DO THIS -
Each line of the material must be repeated precisely, with the pictures left out.

Start of RECORDS FOR THIS TASK

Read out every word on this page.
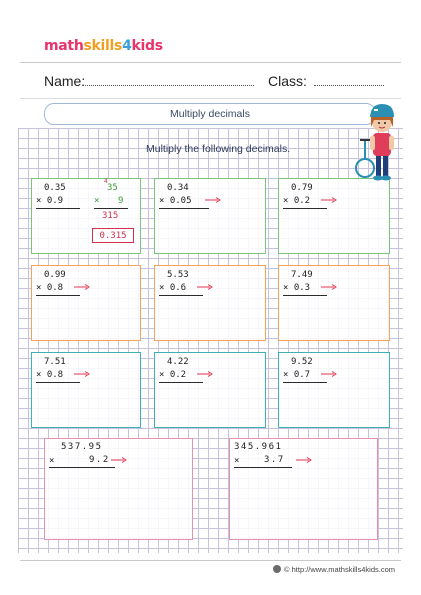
mathskills4kids
Name:	Class:
Multiply decimals
Multiply the following decimals.
0.35
× 0.9
4
35
× 9
315
0.315
0.34
× 0.05
0.79
× 0.2
0.99
× 0.8
5.53
× 0.6
7.49
× 0.3
7.51
× 0.8
4.22
× 0.2
9.52
× 0.7
537.95
×	9.2
345.961
×	3.7
© http://www.mathskills4kids.com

End of RECORDS FOR THIS TASK

EXERCISE RESPONSE -
Read out every word on this page.
mathskills4kids
Name:	Class:
Multiply decimals
Multiply the following decimals.
0.35
× 0.9
4
35
× 9
315
0.315
0.34
× 0.05
0.79
× 0.2
0.99
× 0.8
5.53
× 0.6
7.49
× 0.3
7.51
× 0.8
4.22
× 0.2
9.52
× 0.7
537.95
×	9.2
345.961
×	3.7
© http://www.mathskills4kids.com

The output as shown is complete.